**TASK TO COMPLETE**
Return the listing below verbatim. Pictures do not belong in the copy.

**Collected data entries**
________________
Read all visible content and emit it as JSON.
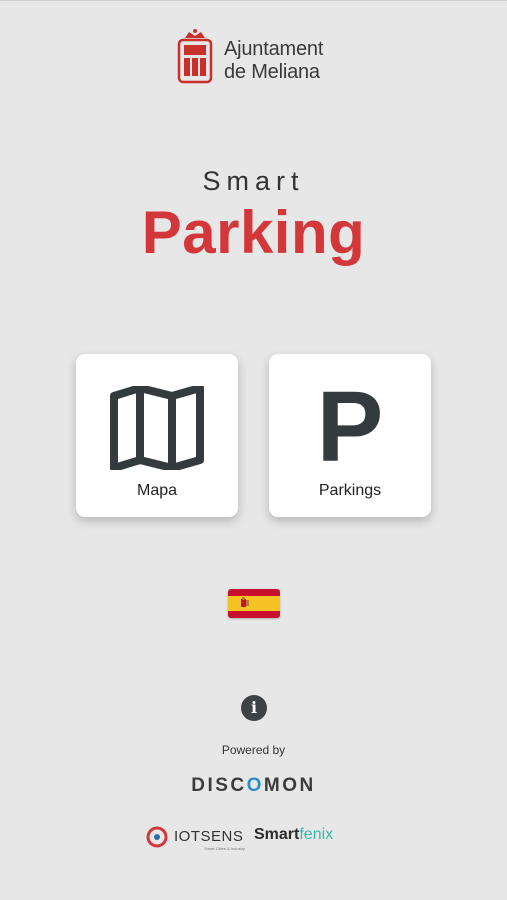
{
  "header": {
    "council_name_line1": "Ajuntament",
    "council_name_line2": "de Meliana"
  },
  "title": {
    "small": "Smart",
    "large": "Parking"
  },
  "tiles": [
    {
      "label": "Mapa",
      "icon": "map-icon"
    },
    {
      "label": "Parkings",
      "icon": "parking-icon",
      "glyph": "P"
    }
  ],
  "language": {
    "current": "es",
    "icon": "spain-flag-icon"
  },
  "info": {
    "icon": "info-icon",
    "glyph": "i"
  },
  "footer": {
    "powered_by": "Powered by",
    "discomon": {
      "part1": "DISC",
      "mark": "O",
      "part2": "MON"
    },
    "iotsens": {
      "name": "IOTSENS",
      "sub": "Smart Cities & Industry"
    },
    "smartfenix": {
      "part1": "Smart",
      "part2": "fenix"
    }
  },
  "colors": {
    "brand_red": "#d4373a",
    "icon_dark": "#333b3e",
    "background": "#e7e7e7"
  }
}
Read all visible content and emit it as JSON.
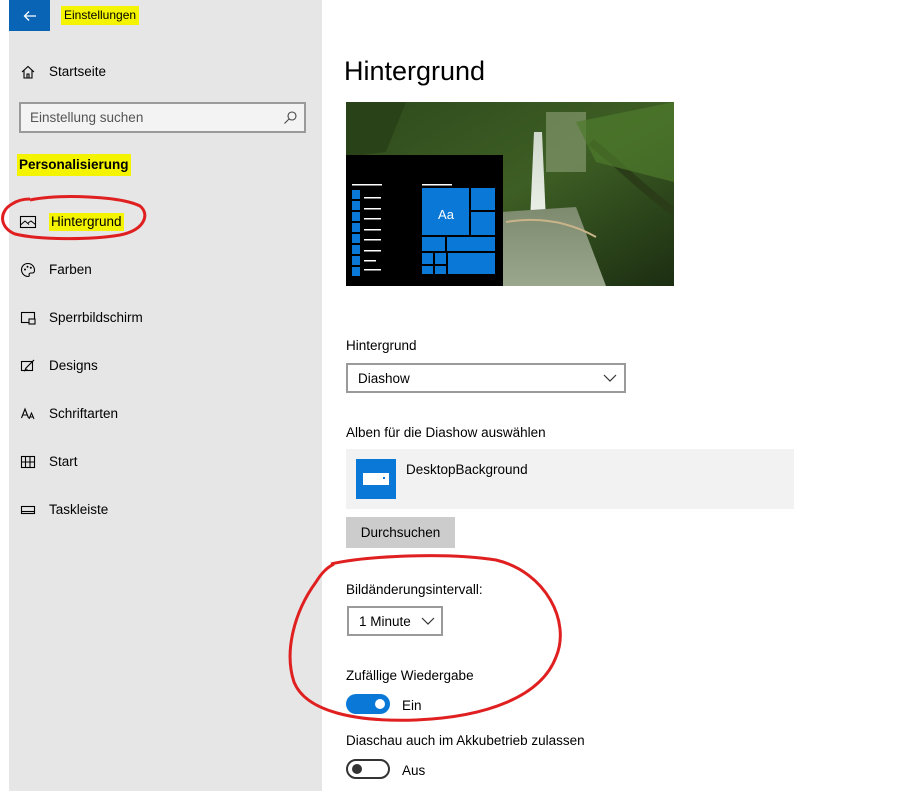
{
  "window": {
    "title": "Einstellungen"
  },
  "sidebar": {
    "home_label": "Startseite",
    "search_placeholder": "Einstellung suchen",
    "section_title": "Personalisierung",
    "items": [
      {
        "label": "Hintergrund",
        "icon": "picture-icon",
        "selected": true
      },
      {
        "label": "Farben",
        "icon": "palette-icon"
      },
      {
        "label": "Sperrbildschirm",
        "icon": "lock-screen-icon"
      },
      {
        "label": "Designs",
        "icon": "designs-icon"
      },
      {
        "label": "Schriftarten",
        "icon": "fonts-icon"
      },
      {
        "label": "Start",
        "icon": "start-icon"
      },
      {
        "label": "Taskleiste",
        "icon": "taskbar-icon"
      }
    ]
  },
  "main": {
    "title": "Hintergrund",
    "preview": {
      "tile_label": "Aa"
    },
    "background_label": "Hintergrund",
    "background_value": "Diashow",
    "albums_label": "Alben für die Diashow auswählen",
    "album_name": "DesktopBackground",
    "browse_label": "Durchsuchen",
    "interval_label": "Bildänderungsintervall:",
    "interval_value": "1 Minute",
    "shuffle_label": "Zufällige Wiedergabe",
    "shuffle_state": "Ein",
    "battery_label": "Diaschau auch im Akkubetrieb zulassen",
    "battery_state": "Aus"
  },
  "colors": {
    "accent": "#0a78d7",
    "sidebar_bg": "#e6e6e6",
    "highlight": "#f4f400",
    "annotation": "#e02020"
  }
}
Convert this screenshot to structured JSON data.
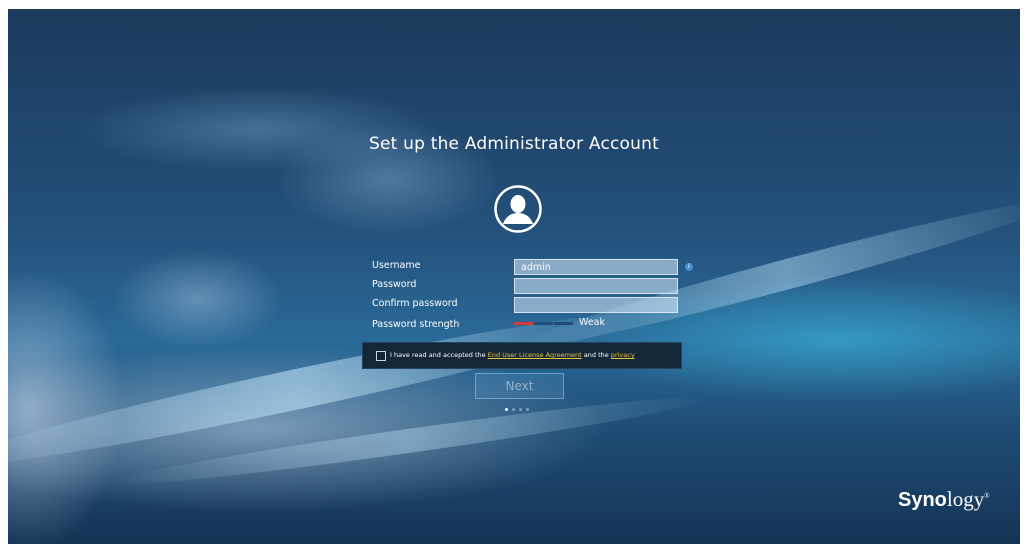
{
  "page": {
    "title": "Set up the Administrator Account"
  },
  "form": {
    "username_label": "Username",
    "username_value": "admin",
    "password_label": "Password",
    "password_value": "",
    "confirm_label": "Confirm password",
    "confirm_value": "",
    "strength_label": "Password strength",
    "strength_value": "Weak",
    "strength_level": 0.25
  },
  "eula": {
    "checked": false,
    "text_before": "I have read and accepted the ",
    "eula_link": "End User License Agreement",
    "text_middle": " and the ",
    "privacy_link": "privacy"
  },
  "actions": {
    "next_label": "Next",
    "step_current": 1,
    "step_total": 4
  },
  "brand": {
    "logo_bold": "Syno",
    "logo_rest": "logy",
    "logo_mark": "®"
  },
  "icons": [
    "user-avatar-icon",
    "info-icon",
    "checkbox-icon"
  ],
  "colors": {
    "link": "#e8c640",
    "strength_weak": "#d63a3a",
    "info": "#4a8fd6"
  }
}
________________
**TASK SOLUTION**
Read all visible content and emit it as JSON.
{
  "header": {
    "council_name_line1": "Ajuntament",
    "council_name_line2": "de Meliana"
  },
  "title": {
    "small": "Smart",
    "large": "Parking"
  },
  "tiles": [
    {
      "label": "Mapa",
      "icon": "map-icon"
    },
    {
      "label": "Parkings",
      "icon": "parking-icon",
      "glyph": "P"
    }
  ],
  "language": {
    "current": "es",
    "icon": "spain-flag-icon"
  },
  "info": {
    "icon": "info-icon",
    "glyph": "i"
  },
  "footer": {
    "powered_by": "Powered by",
    "discomon": {
      "part1": "DISC",
      "mark": "O",
      "part2": "MON"
    },
    "iotsens": {
      "name": "IOTSENS",
      "sub": "Smart Cities & Industry"
    },
    "smartfenix": {
      "part1": "Smart",
      "part2": "fenix"
    }
  },
  "colors": {
    "brand_red": "#d4373a",
    "icon_dark": "#333b3e",
    "background": "#e7e7e7"
  }
}
Read all visible content and emit it as JSON.
{
  "window": {
    "title": "Einstellungen"
  },
  "sidebar": {
    "home_label": "Startseite",
    "search_placeholder": "Einstellung suchen",
    "section_title": "Personalisierung",
    "items": [
      {
        "label": "Hintergrund",
        "icon": "picture-icon",
        "selected": true
      },
      {
        "label": "Farben",
        "icon": "palette-icon"
      },
      {
        "label": "Sperrbildschirm",
        "icon": "lock-screen-icon"
      },
      {
        "label": "Designs",
        "icon": "designs-icon"
      },
      {
        "label": "Schriftarten",
        "icon": "fonts-icon"
      },
      {
        "label": "Start",
        "icon": "start-icon"
      },
      {
        "label": "Taskleiste",
        "icon": "taskbar-icon"
      }
    ]
  },
  "main": {
    "title": "Hintergrund",
    "preview": {
      "tile_label": "Aa"
    },
    "background_label": "Hintergrund",
    "background_value": "Diashow",
    "albums_label": "Alben für die Diashow auswählen",
    "album_name": "DesktopBackground",
    "browse_label": "Durchsuchen",
    "interval_label": "Bildänderungsintervall:",
    "interval_value": "1 Minute",
    "shuffle_label": "Zufällige Wiedergabe",
    "shuffle_state": "Ein",
    "battery_label": "Diaschau auch im Akkubetrieb zulassen",
    "battery_state": "Aus"
  },
  "colors": {
    "accent": "#0a78d7",
    "sidebar_bg": "#e6e6e6",
    "highlight": "#f4f400",
    "annotation": "#e02020"
  }
}
Convert this screenshot to structured JSON data.
{
  "page": {
    "title": "Set up the Administrator Account"
  },
  "form": {
    "username_label": "Username",
    "username_value": "admin",
    "password_label": "Password",
    "password_value": "",
    "confirm_label": "Confirm password",
    "confirm_value": "",
    "strength_label": "Password strength",
    "strength_value": "Weak",
    "strength_level": 0.25
  },
  "eula": {
    "checked": false,
    "text_before": "I have read and accepted the ",
    "eula_link": "End User License Agreement",
    "text_middle": " and the ",
    "privacy_link": "privacy"
  },
  "actions": {
    "next_label": "Next",
    "step_current": 1,
    "step_total": 4
  },
  "brand": {
    "logo_bold": "Syno",
    "logo_rest": "logy",
    "logo_mark": "®"
  },
  "icons": [
    "user-avatar-icon",
    "info-icon",
    "checkbox-icon"
  ],
  "colors": {
    "link": "#e8c640",
    "strength_weak": "#d63a3a",
    "info": "#4a8fd6"
  }
}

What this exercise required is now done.